> _Given information_
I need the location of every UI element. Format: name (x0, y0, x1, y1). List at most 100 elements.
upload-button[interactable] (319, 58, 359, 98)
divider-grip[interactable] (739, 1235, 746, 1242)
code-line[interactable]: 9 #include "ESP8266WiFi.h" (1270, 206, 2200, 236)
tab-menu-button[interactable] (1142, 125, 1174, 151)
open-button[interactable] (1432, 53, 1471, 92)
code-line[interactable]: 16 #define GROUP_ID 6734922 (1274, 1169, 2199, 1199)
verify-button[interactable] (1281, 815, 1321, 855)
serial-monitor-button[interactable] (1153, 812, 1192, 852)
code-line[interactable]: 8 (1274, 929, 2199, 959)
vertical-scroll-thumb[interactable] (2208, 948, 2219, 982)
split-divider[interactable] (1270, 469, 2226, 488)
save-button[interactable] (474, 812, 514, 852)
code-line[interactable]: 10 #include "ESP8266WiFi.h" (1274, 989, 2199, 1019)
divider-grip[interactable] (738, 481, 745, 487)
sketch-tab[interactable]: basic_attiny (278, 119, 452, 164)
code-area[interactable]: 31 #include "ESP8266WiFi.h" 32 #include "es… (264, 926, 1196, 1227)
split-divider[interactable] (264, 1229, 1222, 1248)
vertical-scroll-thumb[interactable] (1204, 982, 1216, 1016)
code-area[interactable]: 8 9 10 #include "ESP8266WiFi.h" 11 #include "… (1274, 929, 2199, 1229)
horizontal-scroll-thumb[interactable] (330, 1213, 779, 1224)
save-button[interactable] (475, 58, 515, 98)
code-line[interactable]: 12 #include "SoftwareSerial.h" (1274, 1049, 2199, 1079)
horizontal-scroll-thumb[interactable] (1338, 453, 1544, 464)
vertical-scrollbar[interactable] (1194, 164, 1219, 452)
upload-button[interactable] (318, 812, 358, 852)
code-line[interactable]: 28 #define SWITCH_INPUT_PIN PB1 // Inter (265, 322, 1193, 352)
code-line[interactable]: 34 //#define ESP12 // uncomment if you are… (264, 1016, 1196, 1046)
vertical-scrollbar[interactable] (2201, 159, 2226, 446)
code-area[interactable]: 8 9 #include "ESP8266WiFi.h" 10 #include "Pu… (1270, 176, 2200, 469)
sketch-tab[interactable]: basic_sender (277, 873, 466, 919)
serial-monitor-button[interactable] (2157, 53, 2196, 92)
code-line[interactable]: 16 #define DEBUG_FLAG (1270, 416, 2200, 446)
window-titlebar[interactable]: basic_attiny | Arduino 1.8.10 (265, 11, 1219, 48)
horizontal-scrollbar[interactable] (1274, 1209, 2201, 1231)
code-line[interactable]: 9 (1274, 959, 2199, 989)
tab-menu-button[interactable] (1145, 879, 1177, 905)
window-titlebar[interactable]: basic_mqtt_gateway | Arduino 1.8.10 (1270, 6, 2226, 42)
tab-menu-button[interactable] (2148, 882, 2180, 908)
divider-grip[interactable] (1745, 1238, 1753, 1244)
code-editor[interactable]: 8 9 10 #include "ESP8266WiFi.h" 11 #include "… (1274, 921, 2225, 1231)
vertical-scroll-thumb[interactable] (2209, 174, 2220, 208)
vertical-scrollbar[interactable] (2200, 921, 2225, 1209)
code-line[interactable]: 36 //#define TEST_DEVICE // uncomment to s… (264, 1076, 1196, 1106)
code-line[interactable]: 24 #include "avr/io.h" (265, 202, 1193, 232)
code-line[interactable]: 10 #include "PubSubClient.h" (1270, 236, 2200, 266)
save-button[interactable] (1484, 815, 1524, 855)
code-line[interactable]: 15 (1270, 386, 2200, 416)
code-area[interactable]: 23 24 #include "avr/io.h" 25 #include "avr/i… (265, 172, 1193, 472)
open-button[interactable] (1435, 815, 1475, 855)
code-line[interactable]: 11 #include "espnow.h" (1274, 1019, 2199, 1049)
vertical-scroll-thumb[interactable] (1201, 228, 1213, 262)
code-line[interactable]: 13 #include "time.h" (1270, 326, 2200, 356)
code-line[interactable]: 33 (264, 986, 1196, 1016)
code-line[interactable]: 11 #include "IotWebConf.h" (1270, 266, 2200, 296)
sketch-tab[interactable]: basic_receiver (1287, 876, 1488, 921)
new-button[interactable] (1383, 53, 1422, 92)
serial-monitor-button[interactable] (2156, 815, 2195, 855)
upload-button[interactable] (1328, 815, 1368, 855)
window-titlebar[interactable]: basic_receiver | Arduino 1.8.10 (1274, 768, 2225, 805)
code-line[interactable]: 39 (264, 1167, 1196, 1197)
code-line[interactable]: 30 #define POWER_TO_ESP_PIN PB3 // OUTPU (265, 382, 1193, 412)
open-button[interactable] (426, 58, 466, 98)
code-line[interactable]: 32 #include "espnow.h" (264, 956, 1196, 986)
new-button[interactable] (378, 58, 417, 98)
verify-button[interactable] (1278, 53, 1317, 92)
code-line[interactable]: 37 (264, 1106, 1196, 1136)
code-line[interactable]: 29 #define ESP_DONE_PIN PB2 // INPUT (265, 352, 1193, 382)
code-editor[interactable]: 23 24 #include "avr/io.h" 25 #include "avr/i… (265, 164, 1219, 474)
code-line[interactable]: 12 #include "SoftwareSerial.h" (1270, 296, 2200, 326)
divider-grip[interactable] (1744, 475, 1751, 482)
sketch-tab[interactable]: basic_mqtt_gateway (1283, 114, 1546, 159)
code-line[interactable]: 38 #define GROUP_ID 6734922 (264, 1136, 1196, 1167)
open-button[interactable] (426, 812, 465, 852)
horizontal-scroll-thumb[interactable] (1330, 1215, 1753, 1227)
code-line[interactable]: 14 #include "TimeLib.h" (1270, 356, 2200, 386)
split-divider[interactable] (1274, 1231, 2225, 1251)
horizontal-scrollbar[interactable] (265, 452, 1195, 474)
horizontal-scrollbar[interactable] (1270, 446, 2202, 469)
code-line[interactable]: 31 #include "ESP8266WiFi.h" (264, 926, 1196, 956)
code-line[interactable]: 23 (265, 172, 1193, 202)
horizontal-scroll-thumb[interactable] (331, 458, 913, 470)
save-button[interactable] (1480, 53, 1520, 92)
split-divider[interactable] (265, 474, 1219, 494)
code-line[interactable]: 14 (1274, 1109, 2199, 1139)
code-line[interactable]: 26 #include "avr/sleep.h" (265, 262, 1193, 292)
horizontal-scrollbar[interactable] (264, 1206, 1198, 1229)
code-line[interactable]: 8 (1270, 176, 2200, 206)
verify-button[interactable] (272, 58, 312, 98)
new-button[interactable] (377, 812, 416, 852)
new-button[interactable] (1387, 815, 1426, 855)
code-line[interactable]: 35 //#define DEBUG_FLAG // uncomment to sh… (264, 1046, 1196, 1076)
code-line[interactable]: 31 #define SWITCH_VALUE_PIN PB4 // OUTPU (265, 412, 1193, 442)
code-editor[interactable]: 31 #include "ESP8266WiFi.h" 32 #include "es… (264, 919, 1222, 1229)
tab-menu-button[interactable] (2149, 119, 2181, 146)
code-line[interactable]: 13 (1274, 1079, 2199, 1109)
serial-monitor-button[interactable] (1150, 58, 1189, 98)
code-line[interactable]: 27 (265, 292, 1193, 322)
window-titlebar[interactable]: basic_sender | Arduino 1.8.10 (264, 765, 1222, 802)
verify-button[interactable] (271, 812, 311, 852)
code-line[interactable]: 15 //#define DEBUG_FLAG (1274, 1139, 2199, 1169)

> _Work to complete_
Starting at the top of the material and stopping after the line that contains "vertical-scroll-thumb[interactable] (2208, 948, 2219, 982)", copy the lines with "verify-button" swapped for "compile-button".

> _Full response_
I need the location of every UI element. Format: name (x0, y0, x1, y1). List at most 100 elements.
upload-button[interactable] (319, 58, 359, 98)
divider-grip[interactable] (739, 1235, 746, 1242)
code-line[interactable]: 9 #include "ESP8266WiFi.h" (1270, 206, 2200, 236)
tab-menu-button[interactable] (1142, 125, 1174, 151)
open-button[interactable] (1432, 53, 1471, 92)
code-line[interactable]: 16 #define GROUP_ID 6734922 (1274, 1169, 2199, 1199)
compile-button[interactable] (1281, 815, 1321, 855)
serial-monitor-button[interactable] (1153, 812, 1192, 852)
code-line[interactable]: 8 (1274, 929, 2199, 959)
vertical-scroll-thumb[interactable] (2208, 948, 2219, 982)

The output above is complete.